**Given instruction**
Write out the material exactly, leaving every picture behind.

[Stored records]
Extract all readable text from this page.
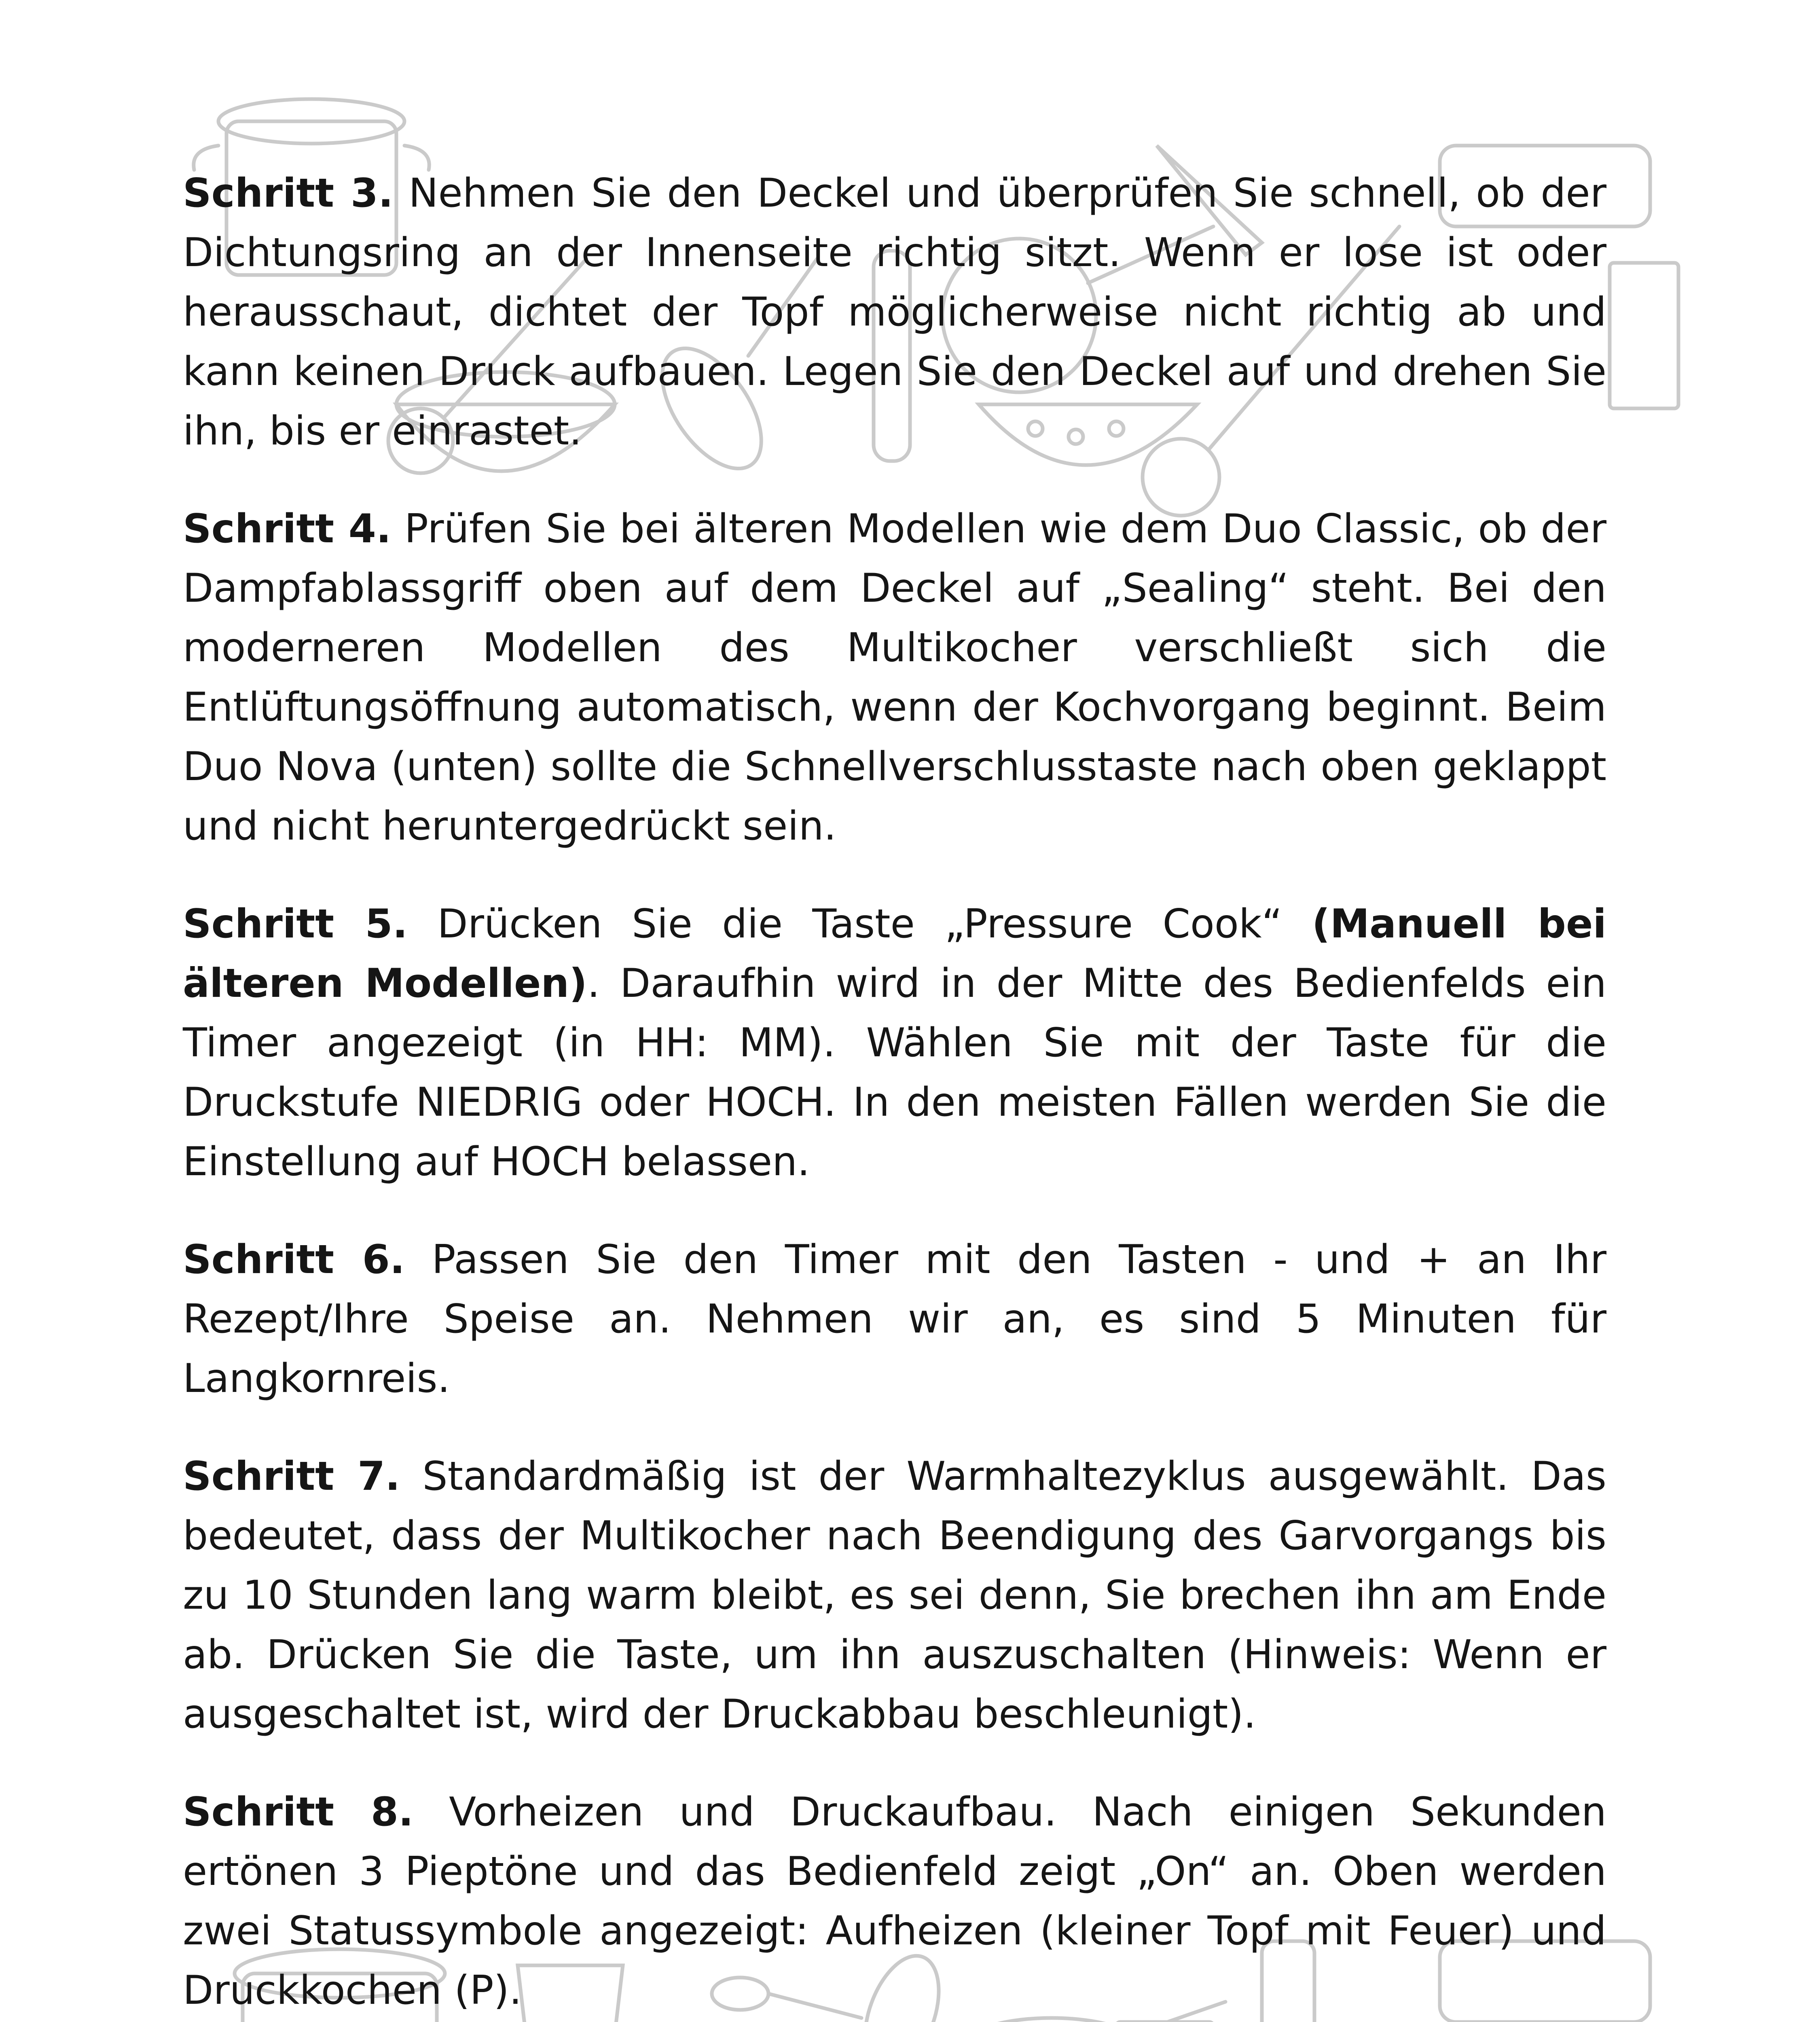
Schritt 3. Nehmen Sie den Deckel und überprüfen Sie schnell, ob der Dichtungsring an der Innenseite richtig sitzt. Wenn er lose ist oder herausschaut, dichtet der Topf möglicherweise nicht richtig ab und kann keinen Druck aufbauen. Legen Sie den Deckel auf und drehen Sie ihn, bis er einrastet.

Schritt 4. Prüfen Sie bei älteren Modellen wie dem Duo Classic, ob der Dampfablassgriff oben auf dem Deckel auf „Sealing“ steht. Bei den moderneren Modellen des Multikocher verschließt sich die Entlüftungsöffnung automatisch, wenn der Kochvorgang beginnt. Beim Duo Nova (unten) sollte die Schnellverschlusstaste nach oben geklappt und nicht heruntergedrückt sein.

Schritt 5. Drücken Sie die Taste „Pressure Cook“ (Manuell bei älteren Modellen). Daraufhin wird in der Mitte des Bedienfelds ein Timer angezeigt (in HH: MM). Wählen Sie mit der Taste für die Druckstufe NIEDRIG oder HOCH. In den meisten Fällen werden Sie die Einstellung auf HOCH belassen.

Schritt 6. Passen Sie den Timer mit den Tasten - und + an Ihr Rezept/Ihre Speise an. Nehmen wir an, es sind 5 Minuten für Langkornreis.

Schritt 7. Standardmäßig ist der Warmhaltezyklus ausgewählt. Das bedeutet, dass der Multikocher nach Beendigung des Garvorgangs bis zu 10 Stunden lang warm bleibt, es sei denn, Sie brechen ihn am Ende ab. Drücken Sie die Taste, um ihn auszuschalten (Hinweis: Wenn er ausgeschaltet ist, wird der Druckabbau beschleunigt).

Schritt 8. Vorheizen und Druckaufbau. Nach einigen Sekunden ertönen 3 Pieptöne und das Bedienfeld zeigt „On“ an. Oben werden zwei Statussymbole angezeigt: Aufheizen (kleiner Topf mit Feuer) und Druckkochen (P).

**Written reply**
Extract all readable text from this page.
Schritt 3. Nehmen Sie den Deckel und überprüfen Sie schnell, ob der Dichtungsring an der Innenseite richtig sitzt. Wenn er lose ist oder herausschaut, dichtet der Topf möglicherweise nicht richtig ab und kann keinen Druck aufbauen. Legen Sie den Deckel auf und drehen Sie ihn, bis er einrastet.

Schritt 4. Prüfen Sie bei älteren Modellen wie dem Duo Classic, ob der Dampfablassgriff oben auf dem Deckel auf „Sealing“ steht. Bei den moderneren Modellen des Multikocher verschließt sich die Entlüftungsöffnung automatisch, wenn der Kochvorgang beginnt. Beim Duo Nova (unten) sollte die Schnellverschlusstaste nach oben geklappt und nicht heruntergedrückt sein.

Schritt 5. Drücken Sie die Taste „Pressure Cook“ (Manuell bei älteren Modellen). Daraufhin wird in der Mitte des Bedienfelds ein Timer angezeigt (in HH: MM). Wählen Sie mit der Taste für die Druckstufe NIEDRIG oder HOCH. In den meisten Fällen werden Sie die Einstellung auf HOCH belassen.

Schritt 6. Passen Sie den Timer mit den Tasten - und + an Ihr Rezept/Ihre Speise an. Nehmen wir an, es sind 5 Minuten für Langkornreis.

Schritt 7. Standardmäßig ist der Warmhaltezyklus ausgewählt. Das bedeutet, dass der Multikocher nach Beendigung des Garvorgangs bis zu 10 Stunden lang warm bleibt, es sei denn, Sie brechen ihn am Ende ab. Drücken Sie die Taste, um ihn auszuschalten (Hinweis: Wenn er ausgeschaltet ist, wird der Druckabbau beschleunigt).

Schritt 8. Vorheizen und Druckaufbau. Nach einigen Sekunden ertönen 3 Pieptöne und das Bedienfeld zeigt „On“ an. Oben werden zwei Statussymbole angezeigt: Aufheizen (kleiner Topf mit Feuer) und Druckkochen (P).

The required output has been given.